##### MATERIALS PROVIDED #####

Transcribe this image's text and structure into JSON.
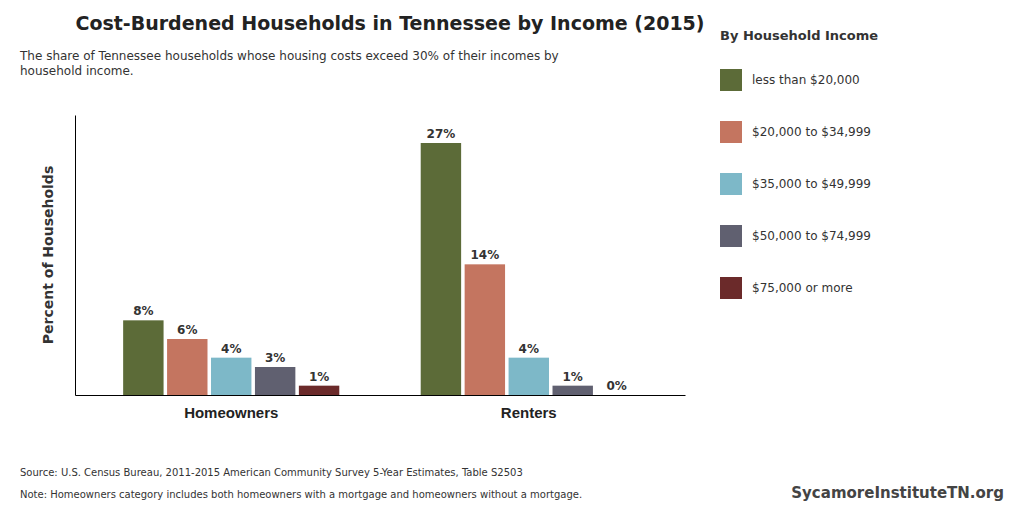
{
  "chart_data": {
    "type": "bar",
    "title": "Cost-Burdened Households in Tennessee by Income (2015)",
    "subtitle": "The share of Tennessee households whose housing costs exceed 30% of their incomes by\nhousehold income.",
    "ylabel": "Percent of Households",
    "categories": [
      "Homeowners",
      "Renters"
    ],
    "series": [
      {
        "name": "less than $20,000",
        "color": "#5c6b38",
        "values": [
          8,
          27
        ],
        "value_labels": [
          "8%",
          "27%"
        ]
      },
      {
        "name": "$20,000 to $34,999",
        "color": "#c47560",
        "values": [
          6,
          14
        ],
        "value_labels": [
          "6%",
          "14%"
        ]
      },
      {
        "name": "$35,000 to $49,999",
        "color": "#7db8c8",
        "values": [
          4,
          4
        ],
        "value_labels": [
          "4%",
          "4%"
        ]
      },
      {
        "name": "$50,000 to $74,999",
        "color": "#606070",
        "values": [
          3,
          1
        ],
        "value_labels": [
          "3%",
          "1%"
        ]
      },
      {
        "name": "$75,000 or more",
        "color": "#6b2a2a",
        "values": [
          1,
          0
        ],
        "value_labels": [
          "1%",
          "0%"
        ]
      }
    ],
    "legend_title": "By Household Income",
    "legend": "right",
    "ylim": [
      0,
      30
    ],
    "yticks": [],
    "tick_labels": "x",
    "grid": false,
    "data_labels": true,
    "annotations": [
      "Source: U.S. Census Bureau, 2011-2015 American Community Survey 5-Year Estimates, Table S2503",
      "Note: Homeowners category includes both homeowners with a mortgage and homeowners without a mortgage.",
      "SycamoreInstituteTN.org"
    ]
  }
}
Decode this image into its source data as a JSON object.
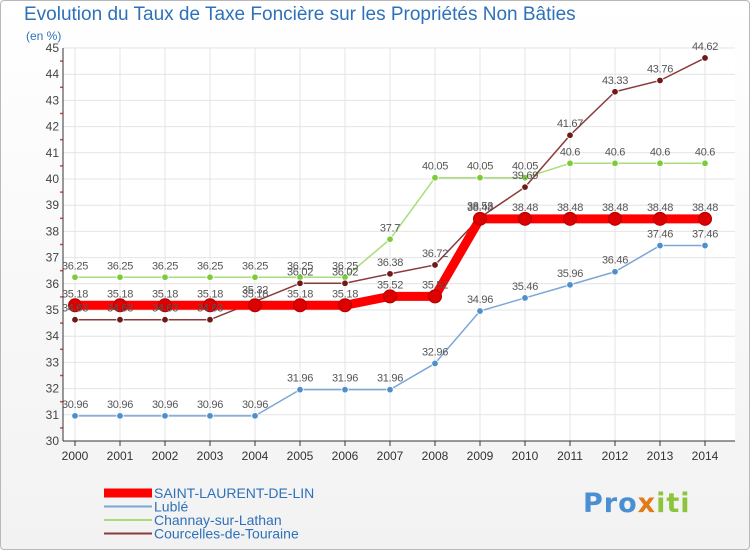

#####

§ DESCRIPTION OF THE TASK: Which lines hold the string "Tennessee"? Copy all of them from the data above.

§ THE SOLUTION:
    "title": "Cost-Burdened Households in Tennessee by Income (2015)",
    "subtitle": "The share of Tennessee households whose housing costs exceed 30% of their incomes by\nhousehold income.",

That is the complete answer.